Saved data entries
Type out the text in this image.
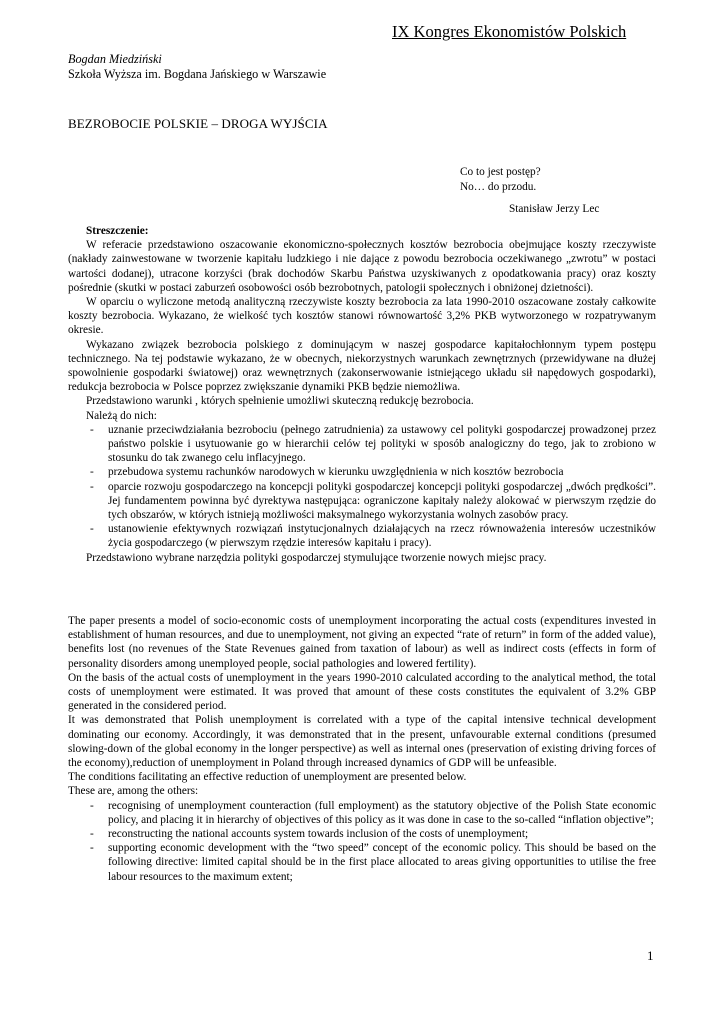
IX Kongres Ekonomistów Polskich
Bogdan Miedziński
Szkoła Wyższa im. Bogdana Jańskiego w Warszawie
BEZROBOCIE POLSKIE – DROGA WYJŚCIA
Co to jest postęp?
No… do przodu.
Stanisław Jerzy Lec

Streszczenie:

W referacie przedstawiono oszacowanie ekonomiczno-społecznych kosztów bezrobocia obejmujące koszty rzeczywiste (nakłady zainwestowane w tworzenie kapitału ludzkiego i nie dające z powodu bezrobocia oczekiwanego „zwrotu” w postaci wartości dodanej), utracone korzyści (brak dochodów Skarbu Państwa uzyskiwanych z opodatkowania pracy) oraz koszty pośrednie (skutki w postaci zaburzeń osobowości osób bezrobotnych, patologii społecznych i obniżonej dzietności).

W oparciu o wyliczone metodą analityczną rzeczywiste koszty bezrobocia za lata 1990-2010 oszacowane zostały całkowite koszty bezrobocia. Wykazano, że wielkość tych kosztów stanowi równowartość 3,2% PKB wytworzonego w rozpatrywanym okresie.

Wykazano związek bezrobocia polskiego z dominującym w naszej gospodarce kapitałochłonnym typem postępu technicznego. Na tej podstawie wykazano, że w obecnych, niekorzystnych warunkach zewnętrznych (przewidywane na dłużej spowolnienie gospodarki światowej) oraz wewnętrznych (zakonserwowanie istniejącego układu sił napędowych gospodarki), redukcja bezrobocia w Polsce poprzez zwiększanie dynamiki PKB będzie niemożliwa.

Przedstawiono warunki , których spełnienie umożliwi skuteczną redukcję bezrobocia.

Należą do nich:

- uznanie przeciwdziałania bezrobociu (pełnego zatrudnienia) za ustawowy cel polityki gospodarczej prowadzonej przez państwo polskie i usytuowanie go w hierarchii celów tej polityki w sposób analogiczny do tego, jak to zrobiono w stosunku do tak zwanego celu inflacyjnego.
- przebudowa systemu rachunków narodowych w kierunku uwzględnienia w nich kosztów bezrobocia
- oparcie rozwoju gospodarczego na koncepcji polityki gospodarczej koncepcji polityki gospodarczej „dwóch prędkości”. Jej fundamentem powinna być dyrektywa następująca: ograniczone kapitały należy alokować w pierwszym rzędzie do tych obszarów, w których istnieją możliwości maksymalnego wykorzystania wolnych zasobów pracy.
- ustanowienie efektywnych rozwiązań instytucjonalnych działających na rzecz równoważenia interesów uczestników życia gospodarczego (w pierwszym rzędzie interesów kapitału i pracy).

Przedstawiono wybrane narzędzia polityki gospodarczej stymulujące tworzenie nowych miejsc pracy.

The paper presents a model of socio-economic costs of unemployment incorporating the actual costs (expenditures invested in establishment of human resources, and due to unemployment, not giving an expected “rate of return” in form of the added value), benefits lost (no revenues of the State Revenues gained from taxation of labour) as well as indirect costs (effects in form of personality disorders among unemployed people, social pathologies and lowered fertility).

On the basis of the actual costs of unemployment in the years 1990-2010 calculated according to the analytical method, the total costs of unemployment were estimated. It was proved that amount of these costs constitutes the equivalent of 3.2% GBP generated in the considered period.

It was demonstrated that Polish unemployment is correlated with a type of the capital intensive technical development dominating our economy. Accordingly, it was demonstrated that in the present, unfavourable external conditions (presumed slowing-down of the global economy in the longer perspective) as well as internal ones (preservation of existing driving forces of the economy),reduction of unemployment in Poland through increased dynamics of GDP will be unfeasible.

The conditions facilitating an effective reduction of unemployment are presented below.

These are, among the others:

- recognising of unemployment counteraction (full employment) as the statutory objective of the Polish State economic policy, and placing it in hierarchy of objectives of this policy as it was done in case to the so-called “inflation objective”;
- reconstructing the national accounts system towards inclusion of the costs of unemployment;
- supporting economic development with the “two speed” concept of the economic policy. This should be based on the following directive: limited capital should be in the first place allocated to areas giving opportunities to utilise the free labour resources to the maximum extent;
1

GIVEN PROBLEM :: Set down the material exactly, every line of it, except for the pictures.

FINAL RESULT ::
Type out the text in this image.
IX Kongres Ekonomistów Polskich
Bogdan Miedziński
Szkoła Wyższa im. Bogdana Jańskiego w Warszawie
BEZROBOCIE POLSKIE – DROGA WYJŚCIA
Co to jest postęp?
No… do przodu.
Stanisław Jerzy Lec

Streszczenie:

W referacie przedstawiono oszacowanie ekonomiczno-społecznych kosztów bezrobocia obejmujące koszty rzeczywiste (nakłady zainwestowane w tworzenie kapitału ludzkiego i nie dające z powodu bezrobocia oczekiwanego „zwrotu” w postaci wartości dodanej), utracone korzyści (brak dochodów Skarbu Państwa uzyskiwanych z opodatkowania pracy) oraz koszty pośrednie (skutki w postaci zaburzeń osobowości osób bezrobotnych, patologii społecznych i obniżonej dzietności).

W oparciu o wyliczone metodą analityczną rzeczywiste koszty bezrobocia za lata 1990-2010 oszacowane zostały całkowite koszty bezrobocia. Wykazano, że wielkość tych kosztów stanowi równowartość 3,2% PKB wytworzonego w rozpatrywanym okresie.

Wykazano związek bezrobocia polskiego z dominującym w naszej gospodarce kapitałochłonnym typem postępu technicznego. Na tej podstawie wykazano, że w obecnych, niekorzystnych warunkach zewnętrznych (przewidywane na dłużej spowolnienie gospodarki światowej) oraz wewnętrznych (zakonserwowanie istniejącego układu sił napędowych gospodarki), redukcja bezrobocia w Polsce poprzez zwiększanie dynamiki PKB będzie niemożliwa.

Przedstawiono warunki , których spełnienie umożliwi skuteczną redukcję bezrobocia.

Należą do nich:

- uznanie przeciwdziałania bezrobociu (pełnego zatrudnienia) za ustawowy cel polityki gospodarczej prowadzonej przez państwo polskie i usytuowanie go w hierarchii celów tej polityki w sposób analogiczny do tego, jak to zrobiono w stosunku do tak zwanego celu inflacyjnego.
- przebudowa systemu rachunków narodowych w kierunku uwzględnienia w nich kosztów bezrobocia
- oparcie rozwoju gospodarczego na koncepcji polityki gospodarczej koncepcji polityki gospodarczej „dwóch prędkości”. Jej fundamentem powinna być dyrektywa następująca: ograniczone kapitały należy alokować w pierwszym rzędzie do tych obszarów, w których istnieją możliwości maksymalnego wykorzystania wolnych zasobów pracy.
- ustanowienie efektywnych rozwiązań instytucjonalnych działających na rzecz równoważenia interesów uczestników życia gospodarczego (w pierwszym rzędzie interesów kapitału i pracy).

Przedstawiono wybrane narzędzia polityki gospodarczej stymulujące tworzenie nowych miejsc pracy.

The paper presents a model of socio-economic costs of unemployment incorporating the actual costs (expenditures invested in establishment of human resources, and due to unemployment, not giving an expected “rate of return” in form of the added value), benefits lost (no revenues of the State Revenues gained from taxation of labour) as well as indirect costs (effects in form of personality disorders among unemployed people, social pathologies and lowered fertility).

On the basis of the actual costs of unemployment in the years 1990-2010 calculated according to the analytical method, the total costs of unemployment were estimated. It was proved that amount of these costs constitutes the equivalent of 3.2% GBP generated in the considered period.

It was demonstrated that Polish unemployment is correlated with a type of the capital intensive technical development dominating our economy. Accordingly, it was demonstrated that in the present, unfavourable external conditions (presumed slowing-down of the global economy in the longer perspective) as well as internal ones (preservation of existing driving forces of the economy),reduction of unemployment in Poland through increased dynamics of GDP will be unfeasible.

The conditions facilitating an effective reduction of unemployment are presented below.

These are, among the others:

- recognising of unemployment counteraction (full employment) as the statutory objective of the Polish State economic policy, and placing it in hierarchy of objectives of this policy as it was done in case to the so-called “inflation objective”;
- reconstructing the national accounts system towards inclusion of the costs of unemployment;
- supporting economic development with the “two speed” concept of the economic policy. This should be based on the following directive: limited capital should be in the first place allocated to areas giving opportunities to utilise the free labour resources to the maximum extent;
1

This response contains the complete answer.